• _Your instructions_:
Extract precisely the lines that run from the line containing "Give me a plain-text" to the end of the records below, with both ends included and pictures omitted.

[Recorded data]
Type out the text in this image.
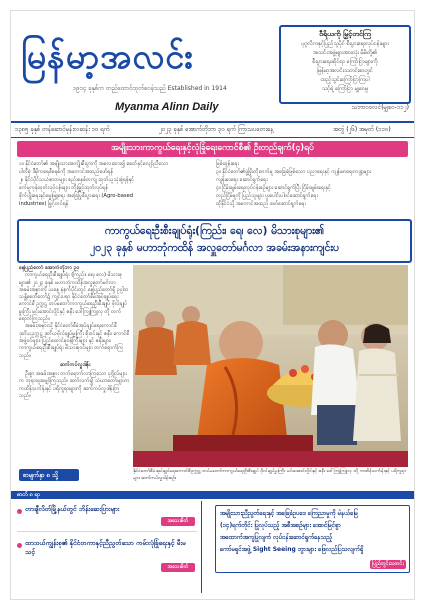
မြန်မာ့အလင်း
၁၉၁၄ ခုနှစ်က တည်ထောင်ထုတ်ဝေခဲ့သည် Established in 1914
Myanma Alinn Daily
ဝီရိယကို မြှင့်တင်ကြ
ပုဂ္ဂလိကနှင့်ပြည်သူပိုင် စီးပွားရေးလုပ်ငန်းများ
အသင်းအဖွဲ့များအားလုံး မိမိတို့၏
စီးပွားရေးဆိုင်ရာ ကြော်ငြာများကို
မြန်မာ့အလင်းသတင်းစာတွင်
ထည့်သွင်းကြော်ငြာကြပါ
သင့်ရဲ့ ကြော်ငြာ မျှဝေမှု
သဘာဝ၀လင်(မျှဝေ-၁၁၂)
၁၃၈၅ ခုနှစ် တန်ဆောင်မုန်းလဆန်း ၁၀ ရက်	၂၀၂၃ ခုနှစ် အောက်တိုဘာ ၃၀ ရက် ကြာသပတေးနေ့	အတွဲ (၂၆) အမှတ် (၁၁၀)
အမျိုးသားကာကွယ်ရေးနှင့်လုံခြုံရေးကောင်စီ၏ ဦးတည်ချက်(၄)ရပ်

၁။ နိုင်ငံတော်၏ အမျိုးသားအကျိုးစီးပွားကို အလေးထား၍ ခေတ်နှင့်လျော်ညီသော

ပါတီစုံ ဒီမိုကရေစီစနစ်ကို အကောင်အထည်ဖော်ရန်

၂။ နိုင်ငံပိုင်သယံဇာတများ စည်းစနစ်တကျ ထုတ်ယူသုံးစွဲရန်နှင့်

စက်မှုကုန်ထုတ်လုပ်ငန်းများ တိုးမြှင့်ထုတ်လုပ်ရန်

စိုက်ပျိုးရေးနှင့်မွေးမြူရေး အခြေပြုစီးပွားရေး (Agro-based

industries) မြှင့်တင်ရန်

ဖြစ်ထွန်းရေး

၃။ နိုင်ငံတော်၏ဖွံ့ဖြိုးတိုးတက်မှု အခြေခံဖြစ်သော ပညာရေးနှင့် ကျန်းမာရေးကဏ္ဍများ

ကျန်းမာရေး ဆောင်ရွက်ရေး

၄။ ငြိမ်းချမ်းရေးလုပ်ငန်းစဉ်များ ဆောင်ရွက်ပြီး ငြိမ်းချမ်းရေးနှင့်

တည်ငြိမ်မှုကို ပြည်သူများ ပူးပေါင်းပါဝင်ဆောင်ရွက်ရေး

ထိုနိုင်ငံသို့ အကောင်အထည် ဖော်ဆောင်ရွက်ရေး

ကာကွယ်ရေးဦးစီးချုပ်ရုံး(ကြည်း၊ ရေ၊ လေ) မိသားစုများ၏
၂၀၂၃ ခုနှစ် မဟာဘုံကထိန် အလှူတော်မင်္ဂလာ အခမ်းအနားကျင်းပ

နေပြည်တော် အောက်တိုဘာ ၃၀

ကာကွယ်ရေးဦးစီးချုပ်ရုံး (ကြည်း၊ ရေ၊ လေ) မိသားစုများ၏ ၂၀၂၃ ခုနှစ် မဟာဘုံကထိန်အလှူတော်မင်္ဂလာ အခမ်းအနားကို ယနေ့ နံနက်ပိုင်းတွင် နေပြည်တော်ရှိ ဥပ္ပါတသန္တိစေတီတော်၌ ကျင်းပရာ နိုင်ငံတော်စီမံအုပ်ချုပ်ရေးကောင်စီ ဥက္ကဋ္ဌ တပ်မတော်ကာကွယ်ရေးဦးစီးချုပ် ဗိုလ်ချုပ်မှူးကြီး မင်းအောင်လှိုင်နှင့် ဇနီး ဒေါ်ကြူကြူလှ တို့ တက်ရောက်ကြသည်။

အခမ်းအနားသို့ နိုင်ငံတော်စီမံအုပ်ချုပ်ရေးကောင်စီ ဒုတိယဥက္ကဋ္ဌ ဒုတိယဗိုလ်ချုပ်မှူးကြီး စိုးဝင်းနှင့် ဇနီး၊ ကောင်စီအဖွဲ့ဝင်များ၊ ပြည်ထောင်စုဝန်ကြီးများ နှင့် ဇနီးများ၊ ကာကွယ်ရေးဦးစီးချုပ်ရုံး မိသားစုဝင်များ တက်ရောက်ကြသည်။

ဆက်ကပ်လှူဒါန်း

ဦးစွာ အခမ်းအနား တက်ရောက်လာကြသော ပုဂ္ဂိုလ်များက ဘုရားဖူးမျှော်ကြသည်။ ဆက်လက်၍ သံဃာတော်များက ကထိန်သင်္ကန်းနှင့် ပရိက္ခရာများကို ဆက်ကပ်လှူဒါန်းကြသည်။

နိုင်ငံတော်စီမံအုပ်ချုပ်ရေးကောင်စီဥက္ကဋ္ဌ တပ်မတော်ကာကွယ်ရေးဦးစီးချုပ် ဗိုလ်ချုပ်မှူးကြီး မင်းအောင်လှိုင်နှင့် ဇနီး ဒေါ်ကြူကြူလှ တို့ ကထိန်သင်္ကန်းနှင့် ပရိက္ခရာများ ဆက်ကပ်လှူဒါန်းစဉ်။
စာမျက်နှာ ၈ သို့
ဓာတ် ၈ ရာ
တာချီလိတ်မြို့နယ်တွင် ဘိန်းဆေးပြားများ
အသေးစိတ်
ထားဝယ်ကျွန်းစု၏ နိုင်ငံတကာနှင့်ညီညွတ်သော ကမ်းလုံခြုံရေးနှင့် မီးမသင့်
အသေးစိတ်

အမျိုးသားညီညွတ်ရေးနှင့် အခြေခံဥပဒေ ကြေညာမှုကို မဲနယ်မြေ

(၁၄)ရက်တိုင်း ပြုလုပ်သည့် အစီအစဉ်များ အောင်မြင်စွာ

အထောက်အကူပြုလျက် လုပ်ငန်းဆောင်ရွက်နေသည့်

ကော်မရှင်အဖွဲ့ Sight Seeing ဘွားများ ဖြေလည်ပြသလျက်ရှိ

ပြည်တွင်းသတင်း
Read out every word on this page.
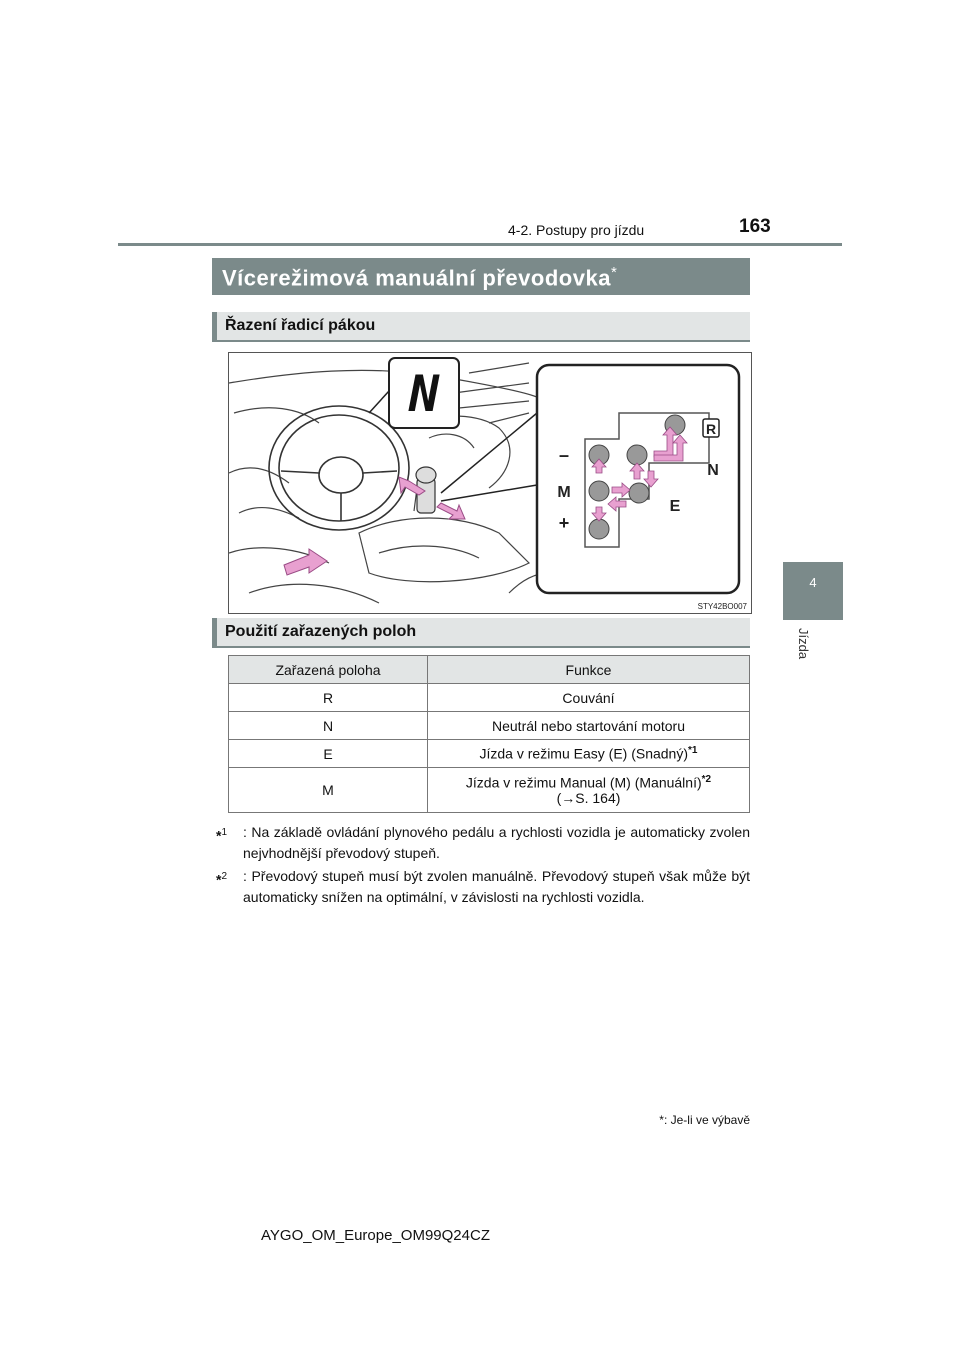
4-2. Postupy pro jízdu	163
4
Jízda
Vícerežimová manuální převodovka*
Řazení řadicí pákou
N
–
M
+
E
N
R
STY42BO007
Použití zařazených poloh
Zařazená poloha	Funkce
R	Couvání
N	Neutrál nebo startování motoru
E	Jízda v režimu Easy (E) (Snadný)$^{*1}$
M	Jízda v režimu Manual (M) (Manuální)$^{*2}$
(→S. 164)
*$^1$ : Na základě ovládání plynového pedálu a rychlosti vozidla je automaticky zvolen nejvhodnější převodový stupeň.
*$^2$ : Převodový stupeň musí být zvolen manuálně. Převodový stupeň však může být automaticky snížen na optimální, v závislosti na rychlosti vozidla.
*: Je-li ve výbavě
AYGO_OM_Europe_OM99Q24CZ
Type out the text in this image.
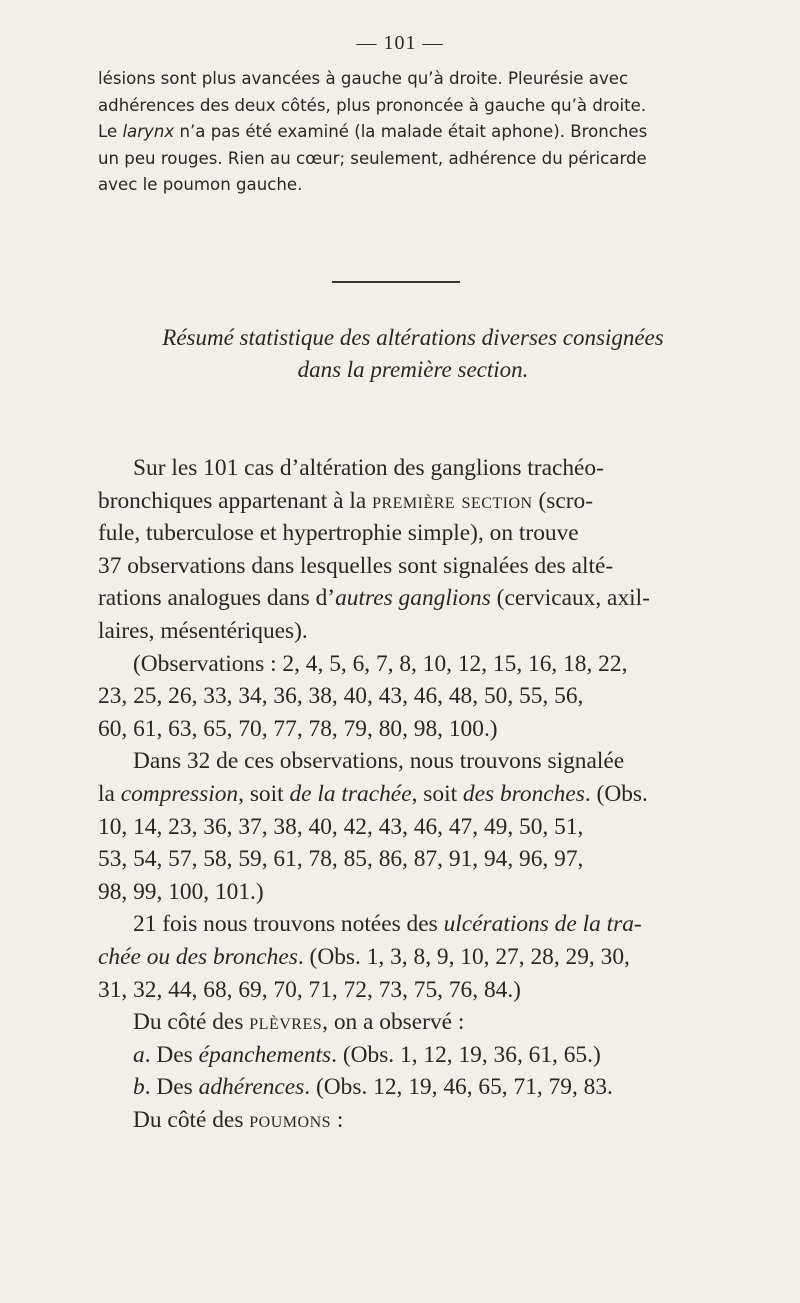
— 101 —
lésions sont plus avancées à gauche qu’à droite. Pleurésie avec
adhérences des deux côtés, plus prononcée à gauche qu’à droite.
Le larynx n’a pas été examiné (la malade était aphone). Bronches
un peu rouges. Rien au cœur; seulement, adhérence du péricarde
avec le poumon gauche.
Résumé statistique des altérations diverses consignées
dans la première section.
Sur les 101 cas d’altération des ganglions trachéo-
bronchiques appartenant à la première section (scro-
fule, tuberculose et hypertrophie simple), on trouve
37 observations dans lesquelles sont signalées des alté-
rations analogues dans d’autres ganglions (cervicaux, axil-
laires, mésentériques).
(Observations : 2, 4, 5, 6, 7, 8, 10, 12, 15, 16, 18, 22,
23, 25, 26, 33, 34, 36, 38, 40, 43, 46, 48, 50, 55, 56,
60, 61, 63, 65, 70, 77, 78, 79, 80, 98, 100.)
Dans 32 de ces observations, nous trouvons signalée
la compression, soit de la trachée, soit des bronches. (Obs.
10, 14, 23, 36, 37, 38, 40, 42, 43, 46, 47, 49, 50, 51,
53, 54, 57, 58, 59, 61, 78, 85, 86, 87, 91, 94, 96, 97,
98, 99, 100, 101.)
21 fois nous trouvons notées des ulcérations de la tra-
chée ou des bronches. (Obs. 1, 3, 8, 9, 10, 27, 28, 29, 30,
31, 32, 44, 68, 69, 70, 71, 72, 73, 75, 76, 84.)
Du côté des plèvres, on a observé :
a. Des épanchements. (Obs. 1, 12, 19, 36, 61, 65.)
b. Des adhérences. (Obs. 12, 19, 46, 65, 71, 79, 83.
Du côté des poumons :
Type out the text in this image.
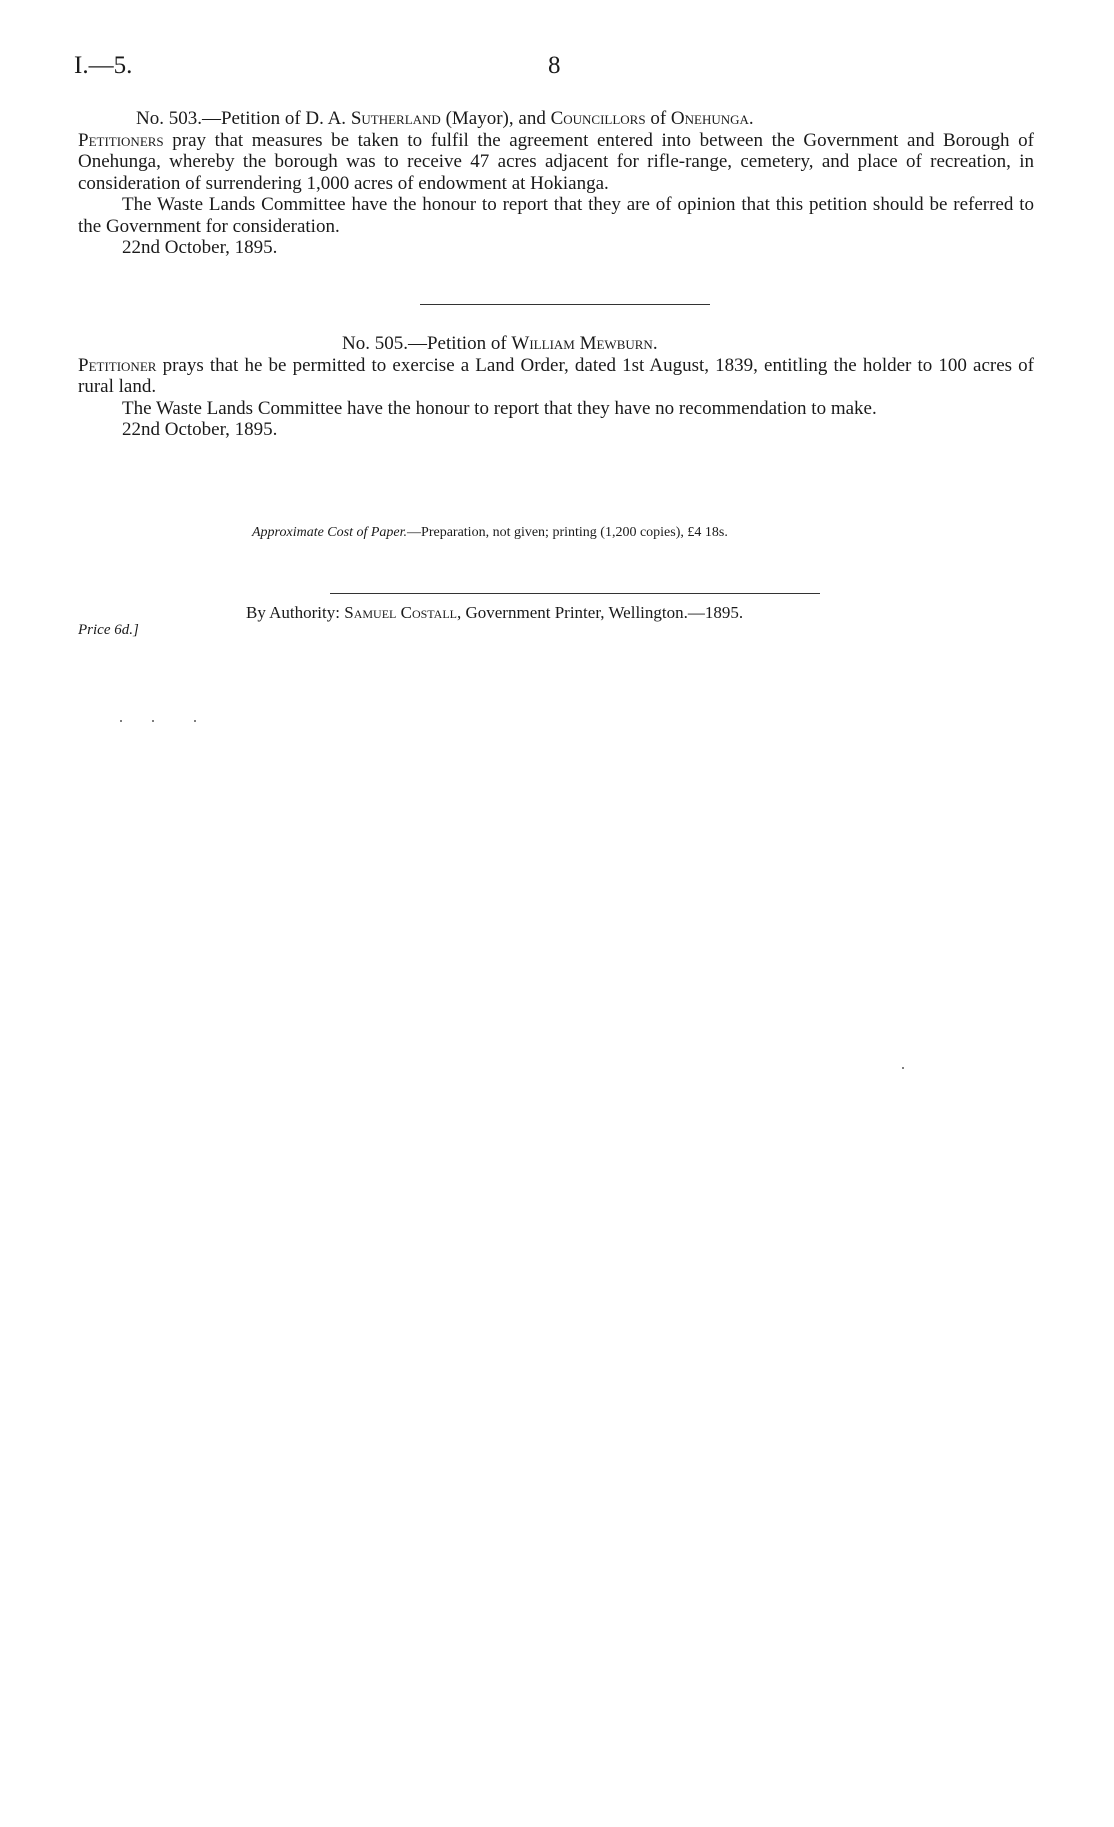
I.—5.	8

No. 503.—Petition of D. A. Sutherland (Mayor), and Councillors of Onehunga.

Petitioners pray that measures be taken to fulfil the agreement entered into between the Government and Borough of Onehunga, whereby the borough was to receive 47 acres adjacent for rifle-range, cemetery, and place of recreation, in consideration of surrendering 1,000 acres of endowment at Hokianga.

The Waste Lands Committee have the honour to report that they are of opinion that this petition should be referred to the Government for consideration.

22nd October, 1895.

No. 505.—Petition of William Mewburn.

Petitioner prays that he be permitted to exercise a Land Order, dated 1st August, 1839, entitling the holder to 100 acres of rural land.

The Waste Lands Committee have the honour to report that they have no recommendation to make.

22nd October, 1895.

Approximate Cost of Paper.—Preparation, not given; printing (1,200 copies), £4 18s.
Price 6d.]
By Authority: Samuel Costall, Government Printer, Wellington.—1895.
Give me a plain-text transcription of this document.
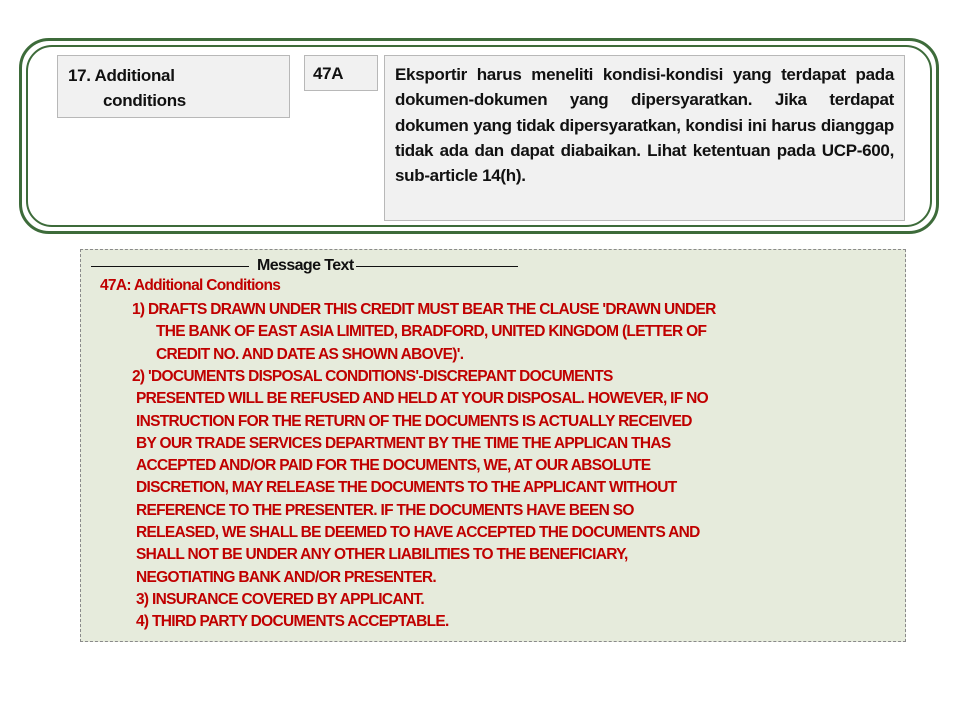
17. Additional
conditions
47A	Eksportir harus meneliti kondisi-kondisi yang terdapat pada dokumen-dokumen yang dipersyaratkan. Jika terdapat dokumen yang tidak dipersyaratkan, kondisi ini harus dianggap tidak ada dan dapat diabaikan. Lihat ketentuan pada UCP-600, sub-article 14(h).
Message Text
47A: Additional Conditions
1) DRAFTS DRAWN UNDER THIS CREDIT MUST BEAR THE CLAUSE 'DRAWN UNDER
THE BANK OF EAST ASIA LIMITED, BRADFORD, UNITED KINGDOM (LETTER OF
CREDIT NO. AND DATE AS SHOWN ABOVE)'.
2) 'DOCUMENTS DISPOSAL CONDITIONS'-DISCREPANT DOCUMENTS
PRESENTED WILL BE REFUSED AND HELD AT YOUR DISPOSAL. HOWEVER, IF NO
INSTRUCTION FOR THE RETURN OF THE DOCUMENTS IS ACTUALLY RECEIVED
BY OUR TRADE SERVICES DEPARTMENT BY THE TIME THE APPLICAN THAS
ACCEPTED AND/OR PAID FOR THE DOCUMENTS, WE, AT OUR ABSOLUTE
DISCRETION, MAY RELEASE THE DOCUMENTS TO THE APPLICANT WITHOUT
REFERENCE TO THE PRESENTER. IF THE DOCUMENTS HAVE BEEN SO
RELEASED, WE SHALL BE DEEMED TO HAVE ACCEPTED THE DOCUMENTS AND
SHALL NOT BE UNDER ANY OTHER LIABILITIES TO THE BENEFICIARY,
NEGOTIATING BANK AND/OR PRESENTER.
3) INSURANCE COVERED BY APPLICANT.
4) THIRD PARTY DOCUMENTS ACCEPTABLE.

• _Solution_:
Give me a plain-text transcription of this document.
17. Additional
conditions
47A	Eksportir harus meneliti kondisi-kondisi yang terdapat pada dokumen-dokumen yang dipersyaratkan. Jika terdapat dokumen yang tidak dipersyaratkan, kondisi ini harus dianggap tidak ada dan dapat diabaikan. Lihat ketentuan pada UCP-600, sub-article 14(h).
Message Text
47A: Additional Conditions
1) DRAFTS DRAWN UNDER THIS CREDIT MUST BEAR THE CLAUSE 'DRAWN UNDER
THE BANK OF EAST ASIA LIMITED, BRADFORD, UNITED KINGDOM (LETTER OF
CREDIT NO. AND DATE AS SHOWN ABOVE)'.
2) 'DOCUMENTS DISPOSAL CONDITIONS'-DISCREPANT DOCUMENTS
PRESENTED WILL BE REFUSED AND HELD AT YOUR DISPOSAL. HOWEVER, IF NO
INSTRUCTION FOR THE RETURN OF THE DOCUMENTS IS ACTUALLY RECEIVED
BY OUR TRADE SERVICES DEPARTMENT BY THE TIME THE APPLICAN THAS
ACCEPTED AND/OR PAID FOR THE DOCUMENTS, WE, AT OUR ABSOLUTE
DISCRETION, MAY RELEASE THE DOCUMENTS TO THE APPLICANT WITHOUT
REFERENCE TO THE PRESENTER. IF THE DOCUMENTS HAVE BEEN SO
RELEASED, WE SHALL BE DEEMED TO HAVE ACCEPTED THE DOCUMENTS AND
SHALL NOT BE UNDER ANY OTHER LIABILITIES TO THE BENEFICIARY,
NEGOTIATING BANK AND/OR PRESENTER.
3) INSURANCE COVERED BY APPLICANT.
4) THIRD PARTY DOCUMENTS ACCEPTABLE.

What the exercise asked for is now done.